======== Information provided ========

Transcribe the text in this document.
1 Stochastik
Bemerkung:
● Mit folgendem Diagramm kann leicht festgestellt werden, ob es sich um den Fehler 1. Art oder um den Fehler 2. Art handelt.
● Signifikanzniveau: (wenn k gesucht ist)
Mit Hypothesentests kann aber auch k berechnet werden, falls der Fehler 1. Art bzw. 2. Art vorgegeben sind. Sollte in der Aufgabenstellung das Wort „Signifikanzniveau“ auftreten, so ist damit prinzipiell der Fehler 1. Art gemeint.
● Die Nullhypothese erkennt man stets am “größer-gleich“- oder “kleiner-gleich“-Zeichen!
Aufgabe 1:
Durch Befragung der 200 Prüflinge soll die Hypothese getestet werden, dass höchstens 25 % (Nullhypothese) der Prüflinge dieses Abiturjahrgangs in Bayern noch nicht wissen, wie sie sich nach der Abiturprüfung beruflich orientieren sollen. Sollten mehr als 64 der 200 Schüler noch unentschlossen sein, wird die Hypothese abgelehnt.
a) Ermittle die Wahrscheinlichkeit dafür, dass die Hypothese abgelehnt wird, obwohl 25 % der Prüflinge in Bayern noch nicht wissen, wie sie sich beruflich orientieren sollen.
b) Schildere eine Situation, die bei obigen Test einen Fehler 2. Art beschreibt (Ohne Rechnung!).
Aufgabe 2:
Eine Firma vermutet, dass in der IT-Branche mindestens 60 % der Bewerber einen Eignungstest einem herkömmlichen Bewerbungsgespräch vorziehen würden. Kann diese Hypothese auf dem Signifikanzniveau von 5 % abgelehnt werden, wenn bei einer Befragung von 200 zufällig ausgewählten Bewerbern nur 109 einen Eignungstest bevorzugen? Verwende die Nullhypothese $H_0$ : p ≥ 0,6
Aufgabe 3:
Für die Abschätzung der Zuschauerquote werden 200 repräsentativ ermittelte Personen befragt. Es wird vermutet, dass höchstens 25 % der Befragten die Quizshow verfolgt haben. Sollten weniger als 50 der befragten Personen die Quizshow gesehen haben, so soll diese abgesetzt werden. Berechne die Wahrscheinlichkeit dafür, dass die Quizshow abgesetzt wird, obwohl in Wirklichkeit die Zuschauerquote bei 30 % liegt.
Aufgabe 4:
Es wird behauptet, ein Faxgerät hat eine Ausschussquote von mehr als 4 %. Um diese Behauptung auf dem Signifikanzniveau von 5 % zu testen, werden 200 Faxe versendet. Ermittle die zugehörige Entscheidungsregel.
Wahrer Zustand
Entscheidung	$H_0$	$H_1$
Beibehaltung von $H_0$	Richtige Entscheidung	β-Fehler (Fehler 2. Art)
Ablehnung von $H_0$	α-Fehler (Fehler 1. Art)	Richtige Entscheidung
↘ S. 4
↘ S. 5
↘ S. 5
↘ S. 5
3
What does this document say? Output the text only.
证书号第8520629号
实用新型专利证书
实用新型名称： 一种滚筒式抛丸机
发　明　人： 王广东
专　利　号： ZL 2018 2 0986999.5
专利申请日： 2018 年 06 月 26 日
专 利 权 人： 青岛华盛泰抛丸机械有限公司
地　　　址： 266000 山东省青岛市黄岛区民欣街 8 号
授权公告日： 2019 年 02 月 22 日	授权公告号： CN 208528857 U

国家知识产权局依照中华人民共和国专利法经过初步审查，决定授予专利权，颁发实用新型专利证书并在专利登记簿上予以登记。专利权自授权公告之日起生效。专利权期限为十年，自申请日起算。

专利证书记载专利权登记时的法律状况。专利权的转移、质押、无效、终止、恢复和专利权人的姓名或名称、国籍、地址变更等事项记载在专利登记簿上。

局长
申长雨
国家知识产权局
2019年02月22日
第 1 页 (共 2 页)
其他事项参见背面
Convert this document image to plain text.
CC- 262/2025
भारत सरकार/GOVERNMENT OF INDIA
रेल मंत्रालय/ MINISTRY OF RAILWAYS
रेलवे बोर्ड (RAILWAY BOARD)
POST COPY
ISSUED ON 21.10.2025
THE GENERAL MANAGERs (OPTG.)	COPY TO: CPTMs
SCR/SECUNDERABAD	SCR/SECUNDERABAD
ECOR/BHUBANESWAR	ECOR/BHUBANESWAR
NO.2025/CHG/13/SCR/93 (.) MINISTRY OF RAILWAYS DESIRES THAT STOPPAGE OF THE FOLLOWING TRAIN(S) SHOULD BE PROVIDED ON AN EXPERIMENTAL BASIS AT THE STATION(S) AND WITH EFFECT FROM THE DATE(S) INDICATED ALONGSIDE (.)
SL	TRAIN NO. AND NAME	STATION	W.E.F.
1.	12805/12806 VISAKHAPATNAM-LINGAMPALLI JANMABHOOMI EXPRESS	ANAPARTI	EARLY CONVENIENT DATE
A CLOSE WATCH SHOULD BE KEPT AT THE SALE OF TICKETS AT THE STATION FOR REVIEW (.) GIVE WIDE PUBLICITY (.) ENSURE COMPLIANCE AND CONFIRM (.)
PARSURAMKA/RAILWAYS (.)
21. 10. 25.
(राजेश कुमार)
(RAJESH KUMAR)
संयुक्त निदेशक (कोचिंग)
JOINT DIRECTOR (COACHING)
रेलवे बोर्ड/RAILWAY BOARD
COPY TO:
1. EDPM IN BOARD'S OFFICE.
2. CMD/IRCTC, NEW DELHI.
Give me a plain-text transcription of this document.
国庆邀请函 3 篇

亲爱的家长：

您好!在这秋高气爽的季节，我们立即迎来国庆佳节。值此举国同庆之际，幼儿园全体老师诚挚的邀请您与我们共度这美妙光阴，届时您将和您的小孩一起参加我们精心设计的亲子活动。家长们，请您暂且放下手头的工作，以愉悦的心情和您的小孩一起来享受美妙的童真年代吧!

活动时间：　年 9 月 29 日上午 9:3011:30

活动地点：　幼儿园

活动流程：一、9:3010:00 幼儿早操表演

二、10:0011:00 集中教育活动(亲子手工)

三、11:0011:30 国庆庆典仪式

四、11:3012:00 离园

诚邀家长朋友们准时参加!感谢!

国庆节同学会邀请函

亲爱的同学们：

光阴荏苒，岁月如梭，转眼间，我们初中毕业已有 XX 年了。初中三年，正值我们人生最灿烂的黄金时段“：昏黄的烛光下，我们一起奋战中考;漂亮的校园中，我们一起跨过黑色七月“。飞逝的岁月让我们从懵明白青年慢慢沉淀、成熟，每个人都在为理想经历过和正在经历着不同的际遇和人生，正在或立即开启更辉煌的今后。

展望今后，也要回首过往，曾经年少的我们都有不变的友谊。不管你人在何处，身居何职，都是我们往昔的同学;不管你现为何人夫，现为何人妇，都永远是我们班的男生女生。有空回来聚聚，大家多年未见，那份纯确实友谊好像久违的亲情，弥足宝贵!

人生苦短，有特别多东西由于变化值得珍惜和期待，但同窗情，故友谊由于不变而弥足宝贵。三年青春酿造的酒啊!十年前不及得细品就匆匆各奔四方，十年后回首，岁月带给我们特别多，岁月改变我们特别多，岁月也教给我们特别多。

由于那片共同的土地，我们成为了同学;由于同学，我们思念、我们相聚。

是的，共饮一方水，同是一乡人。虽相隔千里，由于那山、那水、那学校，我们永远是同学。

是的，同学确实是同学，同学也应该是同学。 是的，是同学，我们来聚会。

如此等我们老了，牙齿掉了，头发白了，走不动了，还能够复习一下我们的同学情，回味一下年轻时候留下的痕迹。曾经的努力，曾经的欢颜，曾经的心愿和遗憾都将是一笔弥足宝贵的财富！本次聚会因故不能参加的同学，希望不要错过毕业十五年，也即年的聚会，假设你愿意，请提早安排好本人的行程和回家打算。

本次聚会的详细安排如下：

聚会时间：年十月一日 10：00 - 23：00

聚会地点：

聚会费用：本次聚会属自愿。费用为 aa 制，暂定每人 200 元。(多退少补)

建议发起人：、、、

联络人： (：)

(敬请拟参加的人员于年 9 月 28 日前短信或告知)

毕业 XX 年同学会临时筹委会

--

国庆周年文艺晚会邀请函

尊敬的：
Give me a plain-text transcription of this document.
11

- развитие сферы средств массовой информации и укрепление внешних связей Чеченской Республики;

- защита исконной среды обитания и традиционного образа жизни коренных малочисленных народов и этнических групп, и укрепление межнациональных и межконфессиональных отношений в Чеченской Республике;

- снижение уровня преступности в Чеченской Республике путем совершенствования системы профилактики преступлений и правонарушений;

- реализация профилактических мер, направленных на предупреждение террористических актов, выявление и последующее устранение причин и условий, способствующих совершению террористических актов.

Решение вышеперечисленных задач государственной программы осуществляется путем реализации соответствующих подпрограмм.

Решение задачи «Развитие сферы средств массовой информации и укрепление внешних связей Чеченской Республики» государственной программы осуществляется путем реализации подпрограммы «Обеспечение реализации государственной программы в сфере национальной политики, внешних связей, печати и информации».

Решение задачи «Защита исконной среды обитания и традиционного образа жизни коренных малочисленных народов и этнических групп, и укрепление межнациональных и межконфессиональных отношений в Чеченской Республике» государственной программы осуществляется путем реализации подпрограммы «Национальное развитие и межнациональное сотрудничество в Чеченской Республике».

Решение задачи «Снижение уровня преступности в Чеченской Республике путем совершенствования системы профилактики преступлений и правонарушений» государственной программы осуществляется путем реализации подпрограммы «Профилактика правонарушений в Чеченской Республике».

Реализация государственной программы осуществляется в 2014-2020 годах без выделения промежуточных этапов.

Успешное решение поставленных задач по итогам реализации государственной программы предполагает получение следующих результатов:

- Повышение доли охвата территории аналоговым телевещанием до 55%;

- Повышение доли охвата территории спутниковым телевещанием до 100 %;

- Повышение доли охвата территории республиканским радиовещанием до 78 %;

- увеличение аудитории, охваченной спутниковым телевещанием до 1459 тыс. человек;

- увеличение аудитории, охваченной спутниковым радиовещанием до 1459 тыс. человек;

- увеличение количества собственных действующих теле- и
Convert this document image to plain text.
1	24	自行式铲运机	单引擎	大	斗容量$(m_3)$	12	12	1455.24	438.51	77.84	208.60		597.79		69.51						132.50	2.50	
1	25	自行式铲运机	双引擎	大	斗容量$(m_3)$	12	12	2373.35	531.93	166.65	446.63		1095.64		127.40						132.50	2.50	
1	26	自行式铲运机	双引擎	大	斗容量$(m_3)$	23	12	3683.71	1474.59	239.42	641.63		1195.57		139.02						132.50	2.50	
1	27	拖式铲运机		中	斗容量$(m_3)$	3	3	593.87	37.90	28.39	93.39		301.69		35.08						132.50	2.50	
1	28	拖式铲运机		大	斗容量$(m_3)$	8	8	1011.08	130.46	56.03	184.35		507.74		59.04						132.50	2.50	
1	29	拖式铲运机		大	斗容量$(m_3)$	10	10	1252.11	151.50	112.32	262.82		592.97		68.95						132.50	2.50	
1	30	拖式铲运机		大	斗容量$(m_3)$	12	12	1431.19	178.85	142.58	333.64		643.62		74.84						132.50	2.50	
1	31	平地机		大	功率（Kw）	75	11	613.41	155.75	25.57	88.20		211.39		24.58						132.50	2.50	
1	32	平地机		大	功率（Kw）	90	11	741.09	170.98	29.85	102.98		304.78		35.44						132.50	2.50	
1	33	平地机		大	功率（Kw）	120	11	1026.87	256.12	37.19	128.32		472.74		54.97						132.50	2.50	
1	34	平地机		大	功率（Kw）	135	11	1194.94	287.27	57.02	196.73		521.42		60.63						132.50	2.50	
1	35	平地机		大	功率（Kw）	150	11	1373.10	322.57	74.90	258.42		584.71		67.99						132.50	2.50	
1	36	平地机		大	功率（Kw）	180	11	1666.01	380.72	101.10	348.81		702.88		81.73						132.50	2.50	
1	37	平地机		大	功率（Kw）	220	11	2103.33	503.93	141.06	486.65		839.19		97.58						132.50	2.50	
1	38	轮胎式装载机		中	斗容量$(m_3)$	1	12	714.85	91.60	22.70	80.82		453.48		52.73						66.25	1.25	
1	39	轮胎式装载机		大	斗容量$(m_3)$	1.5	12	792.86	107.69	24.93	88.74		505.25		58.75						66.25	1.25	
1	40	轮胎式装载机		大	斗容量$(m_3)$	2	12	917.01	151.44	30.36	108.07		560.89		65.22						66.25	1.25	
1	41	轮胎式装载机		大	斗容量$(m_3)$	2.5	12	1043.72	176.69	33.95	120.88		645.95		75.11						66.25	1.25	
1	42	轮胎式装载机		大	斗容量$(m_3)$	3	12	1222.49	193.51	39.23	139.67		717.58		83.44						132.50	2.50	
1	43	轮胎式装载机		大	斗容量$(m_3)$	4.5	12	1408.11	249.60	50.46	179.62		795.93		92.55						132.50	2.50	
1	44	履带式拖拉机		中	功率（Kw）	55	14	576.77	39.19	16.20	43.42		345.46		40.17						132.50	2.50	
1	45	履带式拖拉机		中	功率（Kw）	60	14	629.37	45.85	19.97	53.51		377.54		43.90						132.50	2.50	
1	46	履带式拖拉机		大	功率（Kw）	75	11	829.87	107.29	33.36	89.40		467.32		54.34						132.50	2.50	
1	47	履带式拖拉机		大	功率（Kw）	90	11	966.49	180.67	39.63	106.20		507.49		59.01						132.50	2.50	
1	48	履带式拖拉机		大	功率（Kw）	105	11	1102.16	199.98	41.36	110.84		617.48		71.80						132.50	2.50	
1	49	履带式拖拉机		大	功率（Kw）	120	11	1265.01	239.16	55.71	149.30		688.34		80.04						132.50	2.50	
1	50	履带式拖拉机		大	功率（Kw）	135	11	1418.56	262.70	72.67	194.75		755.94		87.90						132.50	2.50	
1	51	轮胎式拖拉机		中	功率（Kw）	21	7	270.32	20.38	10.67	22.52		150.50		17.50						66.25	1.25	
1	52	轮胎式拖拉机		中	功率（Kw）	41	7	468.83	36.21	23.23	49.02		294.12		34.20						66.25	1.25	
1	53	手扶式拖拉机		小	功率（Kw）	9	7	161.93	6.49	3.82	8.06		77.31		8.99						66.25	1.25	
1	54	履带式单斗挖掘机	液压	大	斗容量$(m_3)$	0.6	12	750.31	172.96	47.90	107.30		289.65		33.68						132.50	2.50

========

▶ **Your objective**
Copy each line of the listing that holds the word "Повышение".

▶ **Result of this task**
- Повышение доли охвата территории аналоговым телевещанием до 55%;
- Повышение доли охвата территории спутниковым телевещанием до 100 %;
- Повышение доли охвата территории республиканским радиовещанием до 78 %;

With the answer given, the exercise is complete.